* _Exercise_
Emit the data below verbatim, stripping out any pictures.

* _Data to use_
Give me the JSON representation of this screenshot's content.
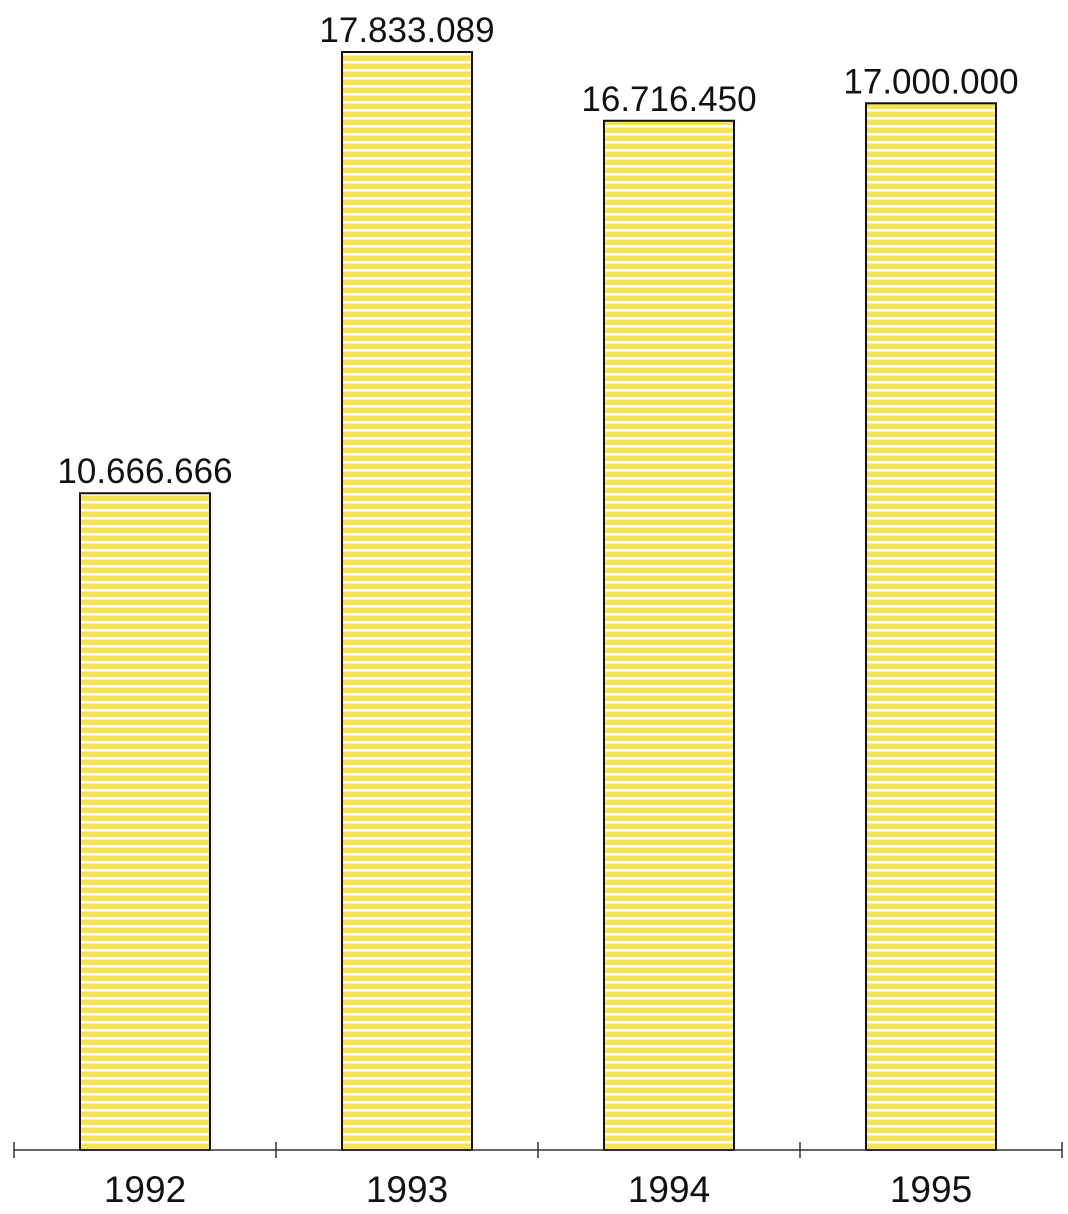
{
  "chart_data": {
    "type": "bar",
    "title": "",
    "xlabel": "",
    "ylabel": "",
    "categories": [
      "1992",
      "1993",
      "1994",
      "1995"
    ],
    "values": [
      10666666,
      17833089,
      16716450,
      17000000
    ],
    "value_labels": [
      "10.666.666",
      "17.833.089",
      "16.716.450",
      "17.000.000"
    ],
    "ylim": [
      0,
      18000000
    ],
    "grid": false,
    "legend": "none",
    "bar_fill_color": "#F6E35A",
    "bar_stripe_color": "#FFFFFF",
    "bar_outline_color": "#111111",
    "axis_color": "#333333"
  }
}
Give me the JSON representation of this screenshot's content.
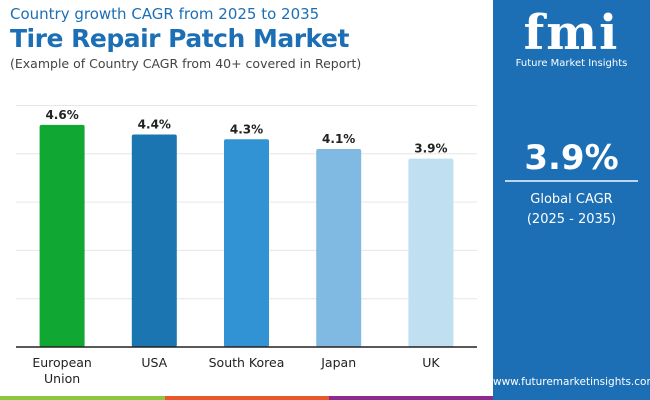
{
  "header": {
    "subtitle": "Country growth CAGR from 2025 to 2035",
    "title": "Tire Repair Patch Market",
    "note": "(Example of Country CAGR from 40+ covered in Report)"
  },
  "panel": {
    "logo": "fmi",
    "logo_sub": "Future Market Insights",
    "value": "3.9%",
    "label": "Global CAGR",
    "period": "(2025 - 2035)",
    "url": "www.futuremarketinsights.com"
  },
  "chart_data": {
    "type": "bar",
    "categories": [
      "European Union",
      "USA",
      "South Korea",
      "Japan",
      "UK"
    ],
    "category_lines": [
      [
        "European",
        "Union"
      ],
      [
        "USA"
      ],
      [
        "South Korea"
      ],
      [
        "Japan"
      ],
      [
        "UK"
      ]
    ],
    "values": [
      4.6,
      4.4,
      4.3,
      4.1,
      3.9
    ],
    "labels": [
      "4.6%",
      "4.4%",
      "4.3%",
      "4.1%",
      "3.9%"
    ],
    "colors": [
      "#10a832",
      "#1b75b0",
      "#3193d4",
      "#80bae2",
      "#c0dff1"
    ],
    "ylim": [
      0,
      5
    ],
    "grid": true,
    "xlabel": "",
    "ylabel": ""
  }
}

* _Solution to the problem_
Give me the JSON representation of this screenshot's content.
{
  "chart_data": {
    "type": "bar",
    "title": "",
    "xlabel": "",
    "ylabel": "",
    "categories": [
      "1992",
      "1993",
      "1994",
      "1995"
    ],
    "values": [
      10666666,
      17833089,
      16716450,
      17000000
    ],
    "value_labels": [
      "10.666.666",
      "17.833.089",
      "16.716.450",
      "17.000.000"
    ],
    "ylim": [
      0,
      18000000
    ],
    "grid": false,
    "legend": "none",
    "bar_fill_color": "#F6E35A",
    "bar_stripe_color": "#FFFFFF",
    "bar_outline_color": "#111111",
    "axis_color": "#333333"
  }
}
Give me the JSON representation of this screenshot's content.
{
  "header": {
    "subtitle": "Country growth CAGR from 2025 to 2035",
    "title": "Tire Repair Patch Market",
    "note": "(Example of Country CAGR from 40+ covered in Report)"
  },
  "panel": {
    "logo": "fmi",
    "logo_sub": "Future Market Insights",
    "value": "3.9%",
    "label": "Global CAGR",
    "period": "(2025 - 2035)",
    "url": "www.futuremarketinsights.com"
  },
  "chart_data": {
    "type": "bar",
    "categories": [
      "European Union",
      "USA",
      "South Korea",
      "Japan",
      "UK"
    ],
    "category_lines": [
      [
        "European",
        "Union"
      ],
      [
        "USA"
      ],
      [
        "South Korea"
      ],
      [
        "Japan"
      ],
      [
        "UK"
      ]
    ],
    "values": [
      4.6,
      4.4,
      4.3,
      4.1,
      3.9
    ],
    "labels": [
      "4.6%",
      "4.4%",
      "4.3%",
      "4.1%",
      "3.9%"
    ],
    "colors": [
      "#10a832",
      "#1b75b0",
      "#3193d4",
      "#80bae2",
      "#c0dff1"
    ],
    "ylim": [
      0,
      5
    ],
    "grid": true,
    "xlabel": "",
    "ylabel": ""
  }
}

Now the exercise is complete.